>> Start
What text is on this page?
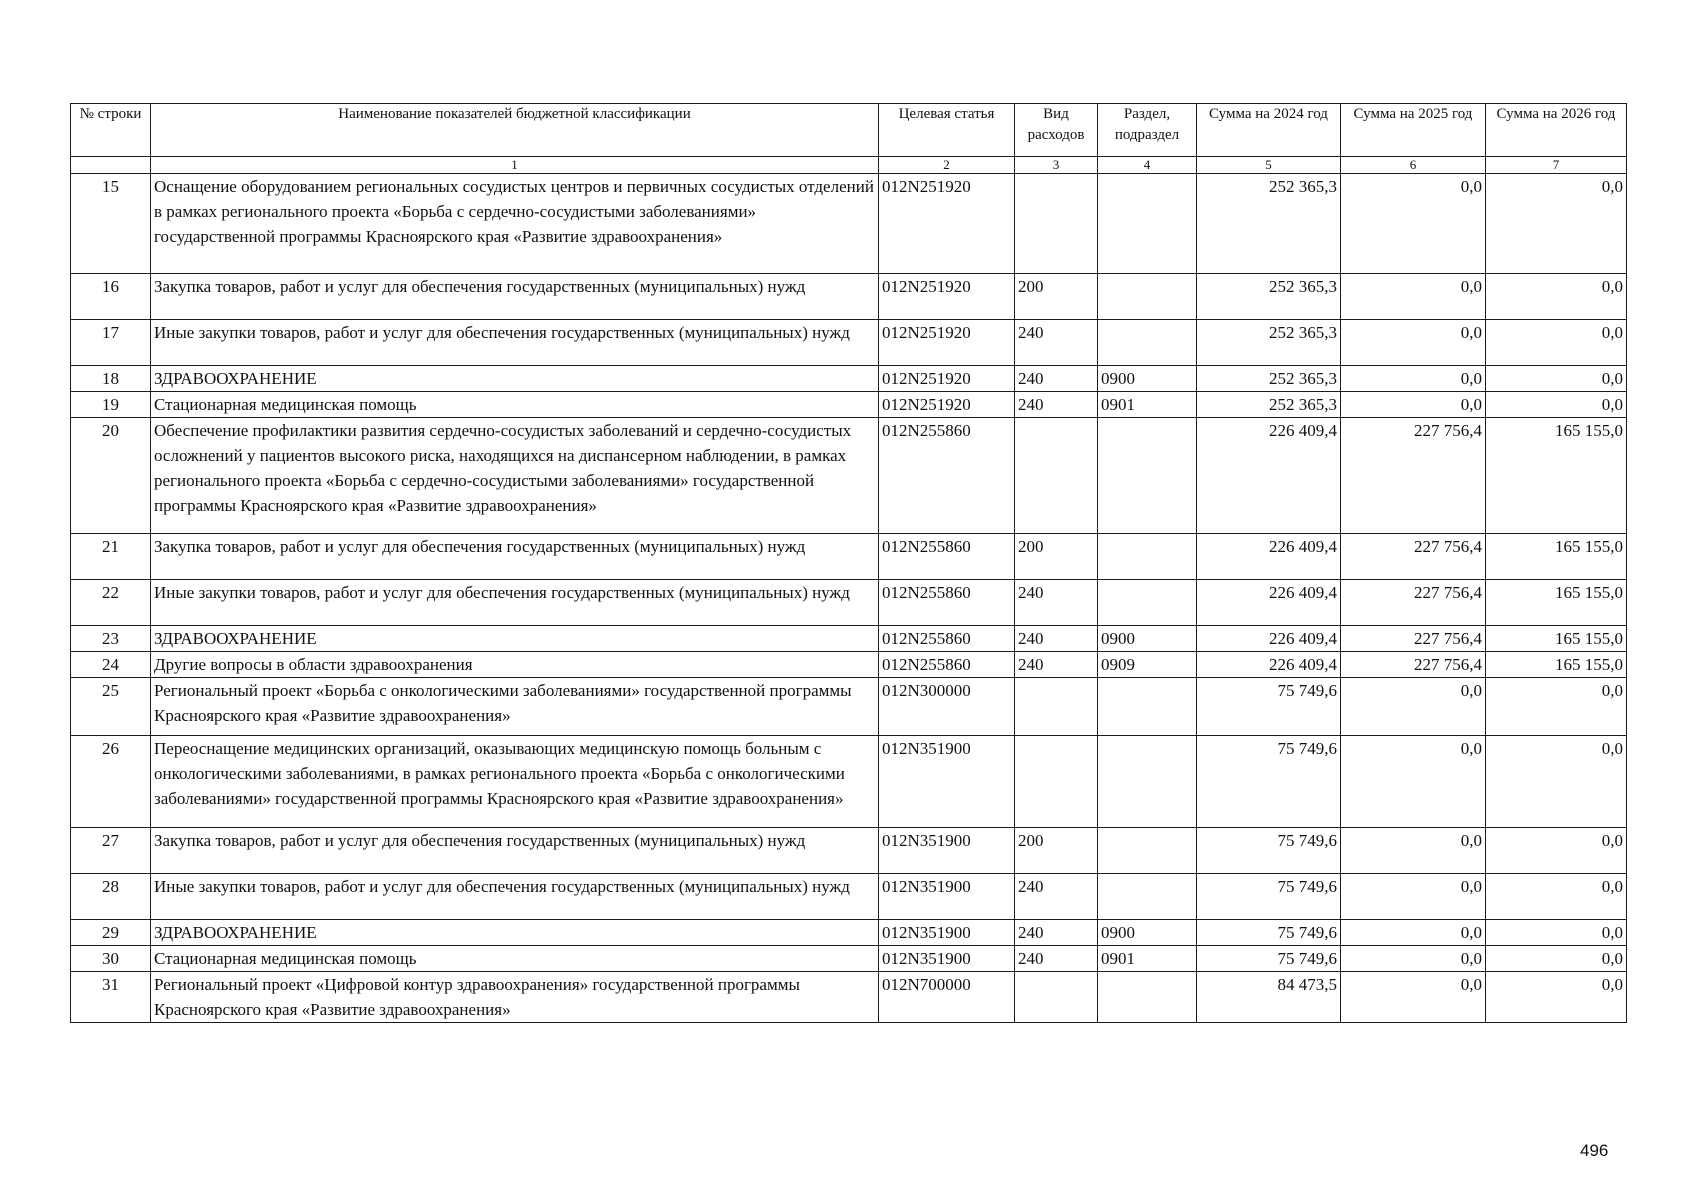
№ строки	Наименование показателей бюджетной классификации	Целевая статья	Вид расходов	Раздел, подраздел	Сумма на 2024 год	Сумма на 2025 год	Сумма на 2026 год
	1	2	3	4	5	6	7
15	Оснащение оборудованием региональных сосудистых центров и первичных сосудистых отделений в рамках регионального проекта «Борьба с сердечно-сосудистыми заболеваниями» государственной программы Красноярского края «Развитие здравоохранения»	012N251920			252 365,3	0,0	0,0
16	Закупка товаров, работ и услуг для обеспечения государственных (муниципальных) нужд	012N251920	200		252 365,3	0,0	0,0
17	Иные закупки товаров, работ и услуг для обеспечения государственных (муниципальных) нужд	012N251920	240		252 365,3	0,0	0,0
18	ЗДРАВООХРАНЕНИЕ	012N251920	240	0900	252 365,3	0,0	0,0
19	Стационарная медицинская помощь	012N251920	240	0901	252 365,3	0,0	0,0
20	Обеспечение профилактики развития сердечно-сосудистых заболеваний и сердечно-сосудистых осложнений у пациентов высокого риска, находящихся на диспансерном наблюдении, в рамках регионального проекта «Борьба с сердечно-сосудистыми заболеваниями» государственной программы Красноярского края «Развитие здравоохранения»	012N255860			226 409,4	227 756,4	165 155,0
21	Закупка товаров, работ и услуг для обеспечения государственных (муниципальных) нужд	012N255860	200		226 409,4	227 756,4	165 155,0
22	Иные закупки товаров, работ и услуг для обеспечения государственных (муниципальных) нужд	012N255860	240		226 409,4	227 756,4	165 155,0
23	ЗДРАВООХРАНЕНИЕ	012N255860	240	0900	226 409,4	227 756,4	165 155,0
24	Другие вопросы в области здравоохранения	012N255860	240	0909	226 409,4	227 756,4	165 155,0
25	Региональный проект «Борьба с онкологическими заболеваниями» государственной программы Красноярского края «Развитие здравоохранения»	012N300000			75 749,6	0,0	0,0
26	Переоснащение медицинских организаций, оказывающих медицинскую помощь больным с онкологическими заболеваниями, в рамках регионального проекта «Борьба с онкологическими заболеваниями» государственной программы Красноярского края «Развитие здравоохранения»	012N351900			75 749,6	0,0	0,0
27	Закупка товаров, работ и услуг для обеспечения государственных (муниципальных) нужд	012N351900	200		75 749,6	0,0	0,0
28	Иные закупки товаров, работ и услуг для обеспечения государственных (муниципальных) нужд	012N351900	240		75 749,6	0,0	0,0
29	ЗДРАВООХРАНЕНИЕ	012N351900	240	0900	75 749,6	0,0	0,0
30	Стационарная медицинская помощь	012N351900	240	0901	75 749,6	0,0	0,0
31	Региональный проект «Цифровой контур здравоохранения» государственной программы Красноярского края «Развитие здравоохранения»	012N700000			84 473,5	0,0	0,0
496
>> End
[Directive] Copy the records above exactly. The pictures are not part of the copy.

[Solved exercise]
What text is on this page?
№ строки	Наименование показателей бюджетной классификации	Целевая статья	Вид расходов	Раздел, подраздел	Сумма на 2024 год	Сумма на 2025 год	Сумма на 2026 год
	1	2	3	4	5	6	7
15	Оснащение оборудованием региональных сосудистых центров и первичных сосудистых отделений в рамках регионального проекта «Борьба с сердечно-сосудистыми заболеваниями» государственной программы Красноярского края «Развитие здравоохранения»	012N251920			252 365,3	0,0	0,0
16	Закупка товаров, работ и услуг для обеспечения государственных (муниципальных) нужд	012N251920	200		252 365,3	0,0	0,0
17	Иные закупки товаров, работ и услуг для обеспечения государственных (муниципальных) нужд	012N251920	240		252 365,3	0,0	0,0
18	ЗДРАВООХРАНЕНИЕ	012N251920	240	0900	252 365,3	0,0	0,0
19	Стационарная медицинская помощь	012N251920	240	0901	252 365,3	0,0	0,0
20	Обеспечение профилактики развития сердечно-сосудистых заболеваний и сердечно-сосудистых осложнений у пациентов высокого риска, находящихся на диспансерном наблюдении, в рамках регионального проекта «Борьба с сердечно-сосудистыми заболеваниями» государственной программы Красноярского края «Развитие здравоохранения»	012N255860			226 409,4	227 756,4	165 155,0
21	Закупка товаров, работ и услуг для обеспечения государственных (муниципальных) нужд	012N255860	200		226 409,4	227 756,4	165 155,0
22	Иные закупки товаров, работ и услуг для обеспечения государственных (муниципальных) нужд	012N255860	240		226 409,4	227 756,4	165 155,0
23	ЗДРАВООХРАНЕНИЕ	012N255860	240	0900	226 409,4	227 756,4	165 155,0
24	Другие вопросы в области здравоохранения	012N255860	240	0909	226 409,4	227 756,4	165 155,0
25	Региональный проект «Борьба с онкологическими заболеваниями» государственной программы Красноярского края «Развитие здравоохранения»	012N300000			75 749,6	0,0	0,0
26	Переоснащение медицинских организаций, оказывающих медицинскую помощь больным с онкологическими заболеваниями, в рамках регионального проекта «Борьба с онкологическими заболеваниями» государственной программы Красноярского края «Развитие здравоохранения»	012N351900			75 749,6	0,0	0,0
27	Закупка товаров, работ и услуг для обеспечения государственных (муниципальных) нужд	012N351900	200		75 749,6	0,0	0,0
28	Иные закупки товаров, работ и услуг для обеспечения государственных (муниципальных) нужд	012N351900	240		75 749,6	0,0	0,0
29	ЗДРАВООХРАНЕНИЕ	012N351900	240	0900	75 749,6	0,0	0,0
30	Стационарная медицинская помощь	012N351900	240	0901	75 749,6	0,0	0,0
31	Региональный проект «Цифровой контур здравоохранения» государственной программы Красноярского края «Развитие здравоохранения»	012N700000			84 473,5	0,0	0,0
496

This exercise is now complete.